DIRECTIVE | State how many lines of the data contain the word "models", and write nothing besides the number.
----------------------------------------
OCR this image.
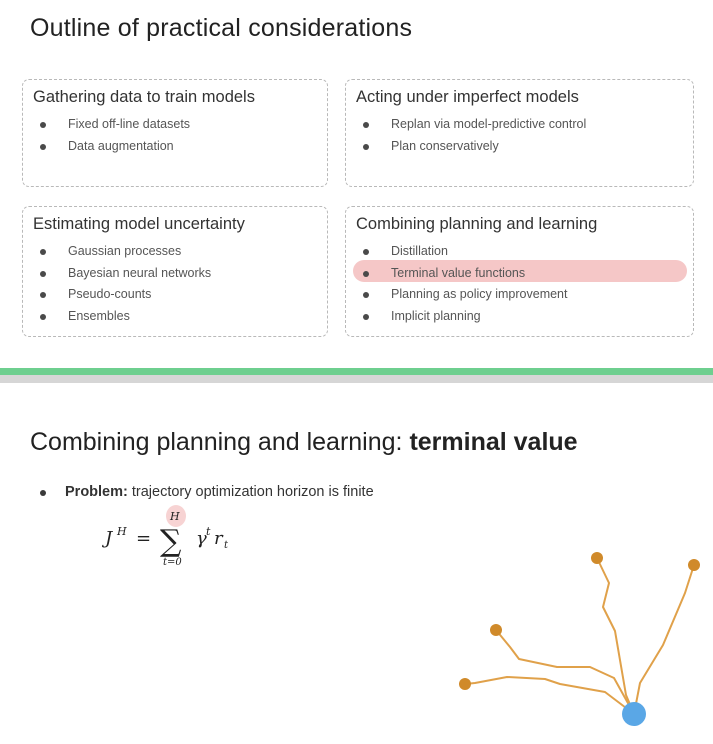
Outline of practical considerations
Gathering data to train models
Fixed off-line datasets
Data augmentation
Acting under imperfect models
Replan via model-predictive control
Plan conservatively
Estimating model uncertainty
Gaussian processes
Bayesian neural networks
Pseudo-counts
Ensembles
Combining planning and learning
Distillation
Terminal value functions
Planning as policy improvement
Implicit planning
Combining planning and learning: terminal value
Problem: trajectory optimization horizon is finite
J H =
H
∑
t=0
γ t r t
----------------------------------------
RESULT FOR THIS EXERCISE | 2